[INPUT RECORDS start]

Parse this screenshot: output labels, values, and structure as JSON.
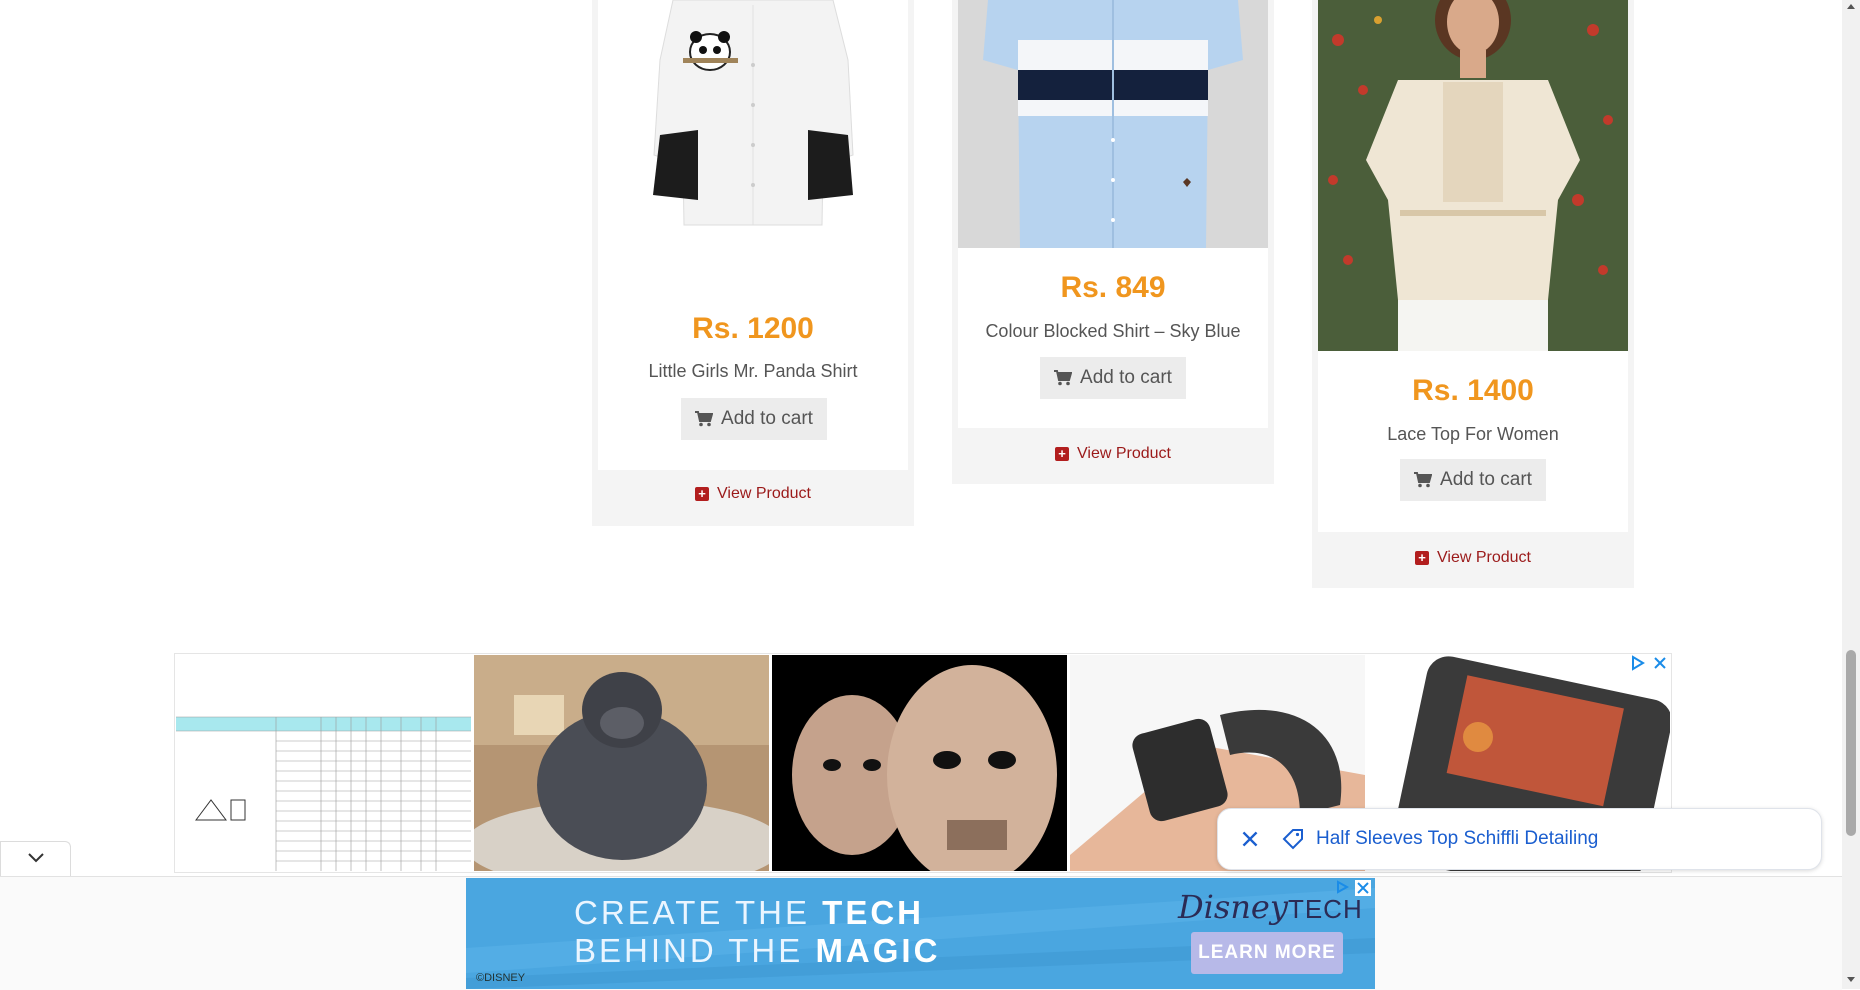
{
  "products": [
    {
      "price": "Rs. 1200",
      "name": "Little Girls Mr. Panda Shirt",
      "cart_label": "Add to cart",
      "view_label": "View Product"
    },
    {
      "price": "Rs. 849",
      "name": "Colour Blocked Shirt – Sky Blue",
      "cart_label": "Add to cart",
      "view_label": "View Product"
    },
    {
      "price": "Rs. 1400",
      "name": "Lace Top For Women",
      "cart_label": "Add to cart",
      "view_label": "View Product"
    }
  ],
  "suggestion_pill": {
    "text": "Half Sleeves Top Schiffli Detailing"
  },
  "bottom_banner": {
    "line1_a": "CREATE THE ",
    "line1_b": "TECH",
    "line2_a": "BEHIND THE ",
    "line2_b": "MAGIC",
    "logo_main": "Disney",
    "logo_suffix": "TECH",
    "button": "LEARN MORE",
    "copyright": "©DISNEY"
  },
  "colors": {
    "price": "#f0961e",
    "view_link": "#9b1a1a",
    "pill_text": "#1a5ecf",
    "banner_bg": "#4aa3df"
  }
}
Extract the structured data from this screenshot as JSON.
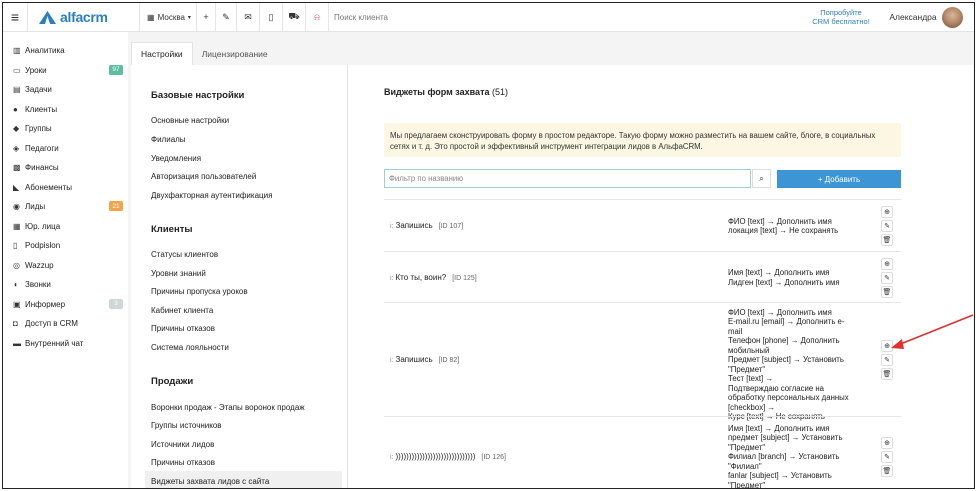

[INPUT RECORDS end]

-- WORK TO DO --
Leave out the pictures, and give all the records again exactly.

-- SOLUTION TO THIS EXERCISE --
Parse this screenshot: output labels, values, and structure as JSON.
{
  "products": [
    {
      "price": "Rs. 1200",
      "name": "Little Girls Mr. Panda Shirt",
      "cart_label": "Add to cart",
      "view_label": "View Product"
    },
    {
      "price": "Rs. 849",
      "name": "Colour Blocked Shirt – Sky Blue",
      "cart_label": "Add to cart",
      "view_label": "View Product"
    },
    {
      "price": "Rs. 1400",
      "name": "Lace Top For Women",
      "cart_label": "Add to cart",
      "view_label": "View Product"
    }
  ],
  "suggestion_pill": {
    "text": "Half Sleeves Top Schiffli Detailing"
  },
  "bottom_banner": {
    "line1_a": "CREATE THE ",
    "line1_b": "TECH",
    "line2_a": "BEHIND THE ",
    "line2_b": "MAGIC",
    "logo_main": "Disney",
    "logo_suffix": "TECH",
    "button": "LEARN MORE",
    "copyright": "©DISNEY"
  },
  "colors": {
    "price": "#f0961e",
    "view_link": "#9b1a1a",
    "pill_text": "#1a5ecf",
    "banner_bg": "#4aa3df"
  }
}
Extract the structured data from this screenshot as JSON.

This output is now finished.